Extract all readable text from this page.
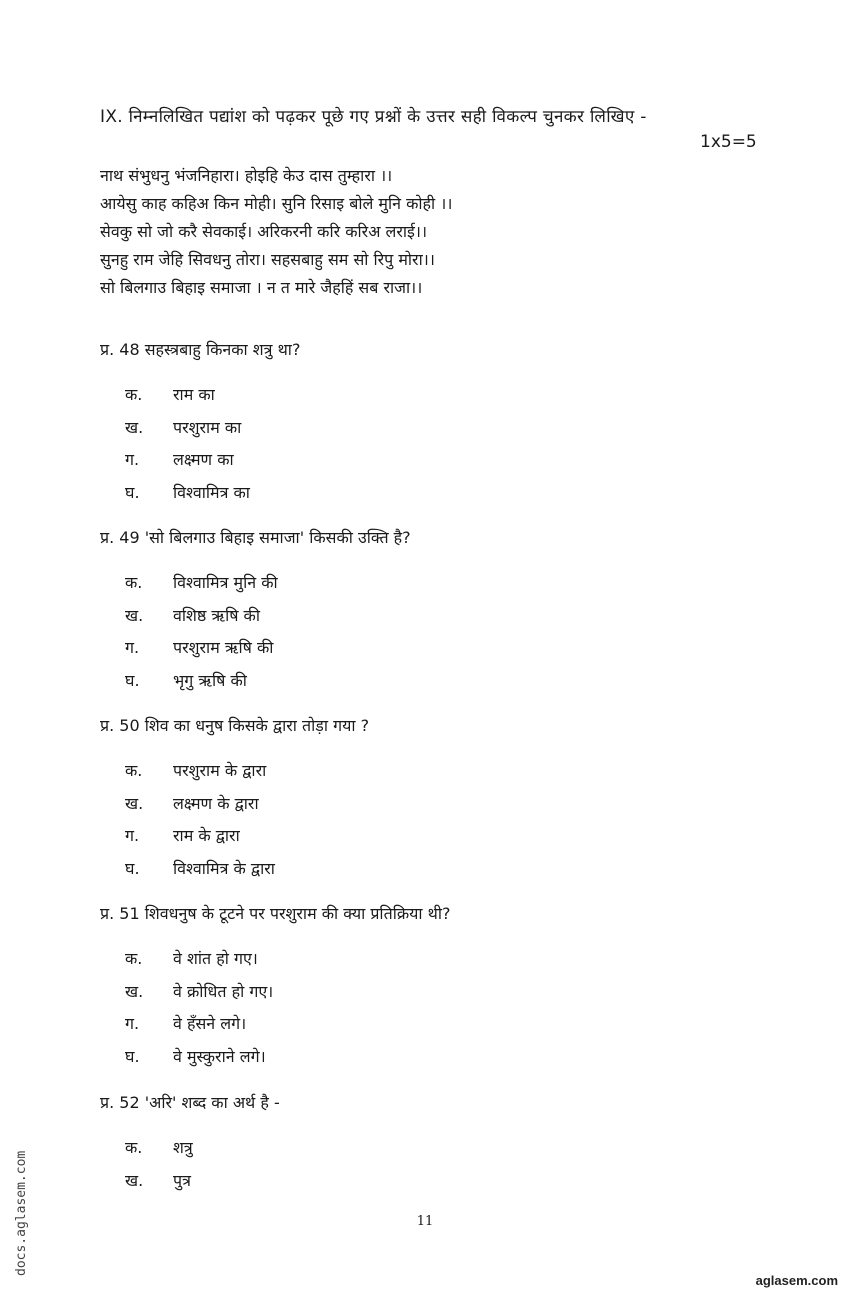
IX. निम्नलिखित पद्यांश को पढ़कर पूछे गए प्रश्नों के उत्तर सही विकल्प चुनकर लिखिए -
1x5=5
नाथ संभुधनु भंजनिहारा। होइहि केउ दास तुम्हारा ।।
आयेसु काह कहिअ किन मोही। सुनि रिसाइ बोले मुनि कोही ।।
सेवकु सो जो करै सेवकाई। अरिकरनी करि करिअ लराई।।
सुनहु राम जेहि सिवधनु तोरा। सहसबाहु सम सो रिपु मोरा।।
सो बिलगाउ बिहाइ समाजा । न त मारे जैहहिं सब राजा।।
प्र. 48 सहस्त्रबाहु किनका शत्रु था?
क.	राम का
ख.	परशुराम का
ग.	लक्ष्मण का
घ.	विश्वामित्र का
प्र. 49 'सो बिलगाउ बिहाइ समाजा' किसकी उक्ति है?
क.	विश्वामित्र मुनि की
ख.	वशिष्ठ ऋषि की
ग.	परशुराम ऋषि की
घ.	भृगु ऋषि की
प्र. 50 शिव का धनुष किसके द्वारा तोड़ा गया ?
क.	परशुराम के द्वारा
ख.	लक्ष्मण के द्वारा
ग.	राम के द्वारा
घ.	विश्वामित्र के द्वारा
प्र. 51 शिवधनुष के टूटने पर परशुराम की क्या प्रतिक्रिया थी?
क.	वे शांत हो गए।
ख.	वे क्रोधित हो गए।
ग.	वे हँसने लगे।
घ.	वे मुस्कुराने लगे।
प्र. 52 'अरि' शब्द का अर्थ है -
क.	शत्रु
ख.	पुत्र
11
docs.aglasem.com
aglasem.com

> **OBJECTIVE**
Quote every record above exactly, omitting any pictures they contain.

> **ANSWER TO THE PROBLEM**
Extract all readable text from this page.
IX. निम्नलिखित पद्यांश को पढ़कर पूछे गए प्रश्नों के उत्तर सही विकल्प चुनकर लिखिए -
1x5=5
नाथ संभुधनु भंजनिहारा। होइहि केउ दास तुम्हारा ।।
आयेसु काह कहिअ किन मोही। सुनि रिसाइ बोले मुनि कोही ।।
सेवकु सो जो करै सेवकाई। अरिकरनी करि करिअ लराई।।
सुनहु राम जेहि सिवधनु तोरा। सहसबाहु सम सो रिपु मोरा।।
सो बिलगाउ बिहाइ समाजा । न त मारे जैहहिं सब राजा।।
प्र. 48 सहस्त्रबाहु किनका शत्रु था?
क.	राम का
ख.	परशुराम का
ग.	लक्ष्मण का
घ.	विश्वामित्र का
प्र. 49 'सो बिलगाउ बिहाइ समाजा' किसकी उक्ति है?
क.	विश्वामित्र मुनि की
ख.	वशिष्ठ ऋषि की
ग.	परशुराम ऋषि की
घ.	भृगु ऋषि की
प्र. 50 शिव का धनुष किसके द्वारा तोड़ा गया ?
क.	परशुराम के द्वारा
ख.	लक्ष्मण के द्वारा
ग.	राम के द्वारा
घ.	विश्वामित्र के द्वारा
प्र. 51 शिवधनुष के टूटने पर परशुराम की क्या प्रतिक्रिया थी?
क.	वे शांत हो गए।
ख.	वे क्रोधित हो गए।
ग.	वे हँसने लगे।
घ.	वे मुस्कुराने लगे।
प्र. 52 'अरि' शब्द का अर्थ है -
क.	शत्रु
ख.	पुत्र
11
docs.aglasem.com
aglasem.com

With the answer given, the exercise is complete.